## What you should do
Your task is to transcribe all of the records exactly and leave out the pictures.

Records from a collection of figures
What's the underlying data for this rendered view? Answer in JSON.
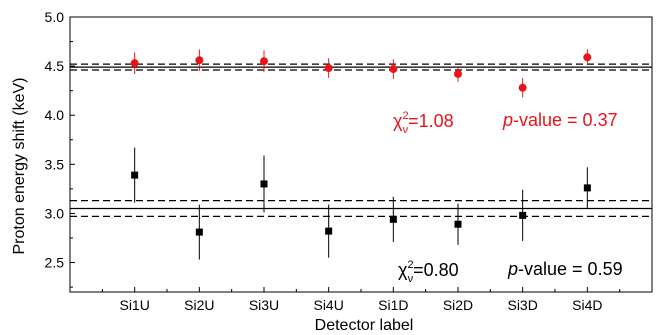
{
  "chart_data": {
    "type": "scatter",
    "title": "",
    "xlabel": "Detector label",
    "ylabel": "Proton energy shift (keV)",
    "categories": [
      "Si1U",
      "Si2U",
      "Si3U",
      "Si4U",
      "Si1D",
      "Si2D",
      "Si3D",
      "Si4D"
    ],
    "ylim": [
      2.2,
      5.0
    ],
    "yticks": [
      "2.5",
      "3.0",
      "3.5",
      "4.0",
      "4.5",
      "5.0"
    ],
    "grid": false,
    "series": [
      {
        "color": "#e8141c",
        "marker": "circle",
        "values": [
          4.53,
          4.56,
          4.55,
          4.48,
          4.47,
          4.42,
          4.28,
          4.59
        ],
        "errors": [
          0.11,
          0.11,
          0.11,
          0.1,
          0.1,
          0.08,
          0.1,
          0.08
        ]
      },
      {
        "color": "#000000",
        "marker": "square",
        "values": [
          3.39,
          2.81,
          3.3,
          2.82,
          2.94,
          2.89,
          2.98,
          3.26
        ],
        "errors": [
          0.28,
          0.28,
          0.29,
          0.27,
          0.23,
          0.21,
          0.26,
          0.21
        ]
      }
    ],
    "reference_lines": [
      {
        "series": 0,
        "mean": 4.49,
        "band": [
          4.46,
          4.52
        ],
        "color": "#000000"
      },
      {
        "series": 1,
        "mean": 3.05,
        "band": [
          2.97,
          3.13
        ],
        "color": "#000000"
      }
    ],
    "annotations": [
      {
        "series": 0,
        "color": "#e8141c",
        "chi_symbol": "χ",
        "chi_sup": "2",
        "chi_sub": "ν",
        "chi_value": "=1.08",
        "p_label": "p",
        "p_value": "-value = 0.37"
      },
      {
        "series": 1,
        "color": "#000000",
        "chi_symbol": "χ",
        "chi_sup": "2",
        "chi_sub": "ν",
        "chi_value": "=0.80",
        "p_label": "p",
        "p_value": "-value = 0.59"
      }
    ]
  }
}
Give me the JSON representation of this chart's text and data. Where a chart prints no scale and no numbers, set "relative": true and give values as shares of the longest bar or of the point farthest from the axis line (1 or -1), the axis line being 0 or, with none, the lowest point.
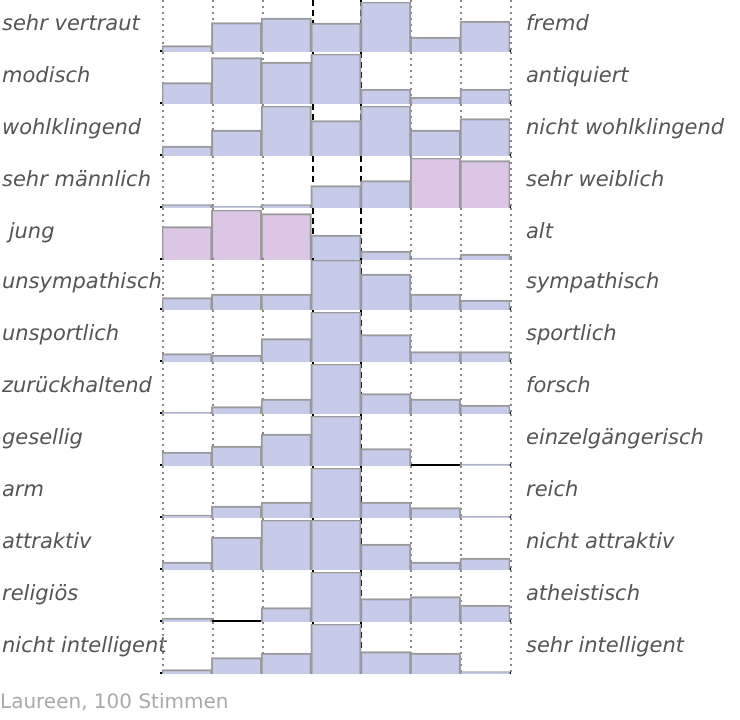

## Result of this task
What's the underlying data for this rendered view? Answer in JSON.
{
  "chart_data": {
    "type": "scatter",
    "title": "",
    "xlabel": "Detector label",
    "ylabel": "Proton energy shift (keV)",
    "categories": [
      "Si1U",
      "Si2U",
      "Si3U",
      "Si4U",
      "Si1D",
      "Si2D",
      "Si3D",
      "Si4D"
    ],
    "ylim": [
      2.2,
      5.0
    ],
    "yticks": [
      "2.5",
      "3.0",
      "3.5",
      "4.0",
      "4.5",
      "5.0"
    ],
    "grid": false,
    "series": [
      {
        "color": "#e8141c",
        "marker": "circle",
        "values": [
          4.53,
          4.56,
          4.55,
          4.48,
          4.47,
          4.42,
          4.28,
          4.59
        ],
        "errors": [
          0.11,
          0.11,
          0.11,
          0.1,
          0.1,
          0.08,
          0.1,
          0.08
        ]
      },
      {
        "color": "#000000",
        "marker": "square",
        "values": [
          3.39,
          2.81,
          3.3,
          2.82,
          2.94,
          2.89,
          2.98,
          3.26
        ],
        "errors": [
          0.28,
          0.28,
          0.29,
          0.27,
          0.23,
          0.21,
          0.26,
          0.21
        ]
      }
    ],
    "reference_lines": [
      {
        "series": 0,
        "mean": 4.49,
        "band": [
          4.46,
          4.52
        ],
        "color": "#000000"
      },
      {
        "series": 1,
        "mean": 3.05,
        "band": [
          2.97,
          3.13
        ],
        "color": "#000000"
      }
    ],
    "annotations": [
      {
        "series": 0,
        "color": "#e8141c",
        "chi_symbol": "χ",
        "chi_sup": "2",
        "chi_sub": "ν",
        "chi_value": "=1.08",
        "p_label": "p",
        "p_value": "-value = 0.37"
      },
      {
        "series": 1,
        "color": "#000000",
        "chi_symbol": "χ",
        "chi_sup": "2",
        "chi_sub": "ν",
        "chi_value": "=0.80",
        "p_label": "p",
        "p_value": "-value = 0.59"
      }
    ]
  }
}
Give me the JSON representation of this chart's text and data. Where a chart prints no scale and no numbers, set "relative": true and give values as shares of the longest bar or of the point farthest from the axis line (1 or -1), the axis line being 0 or, with none, the lowest point.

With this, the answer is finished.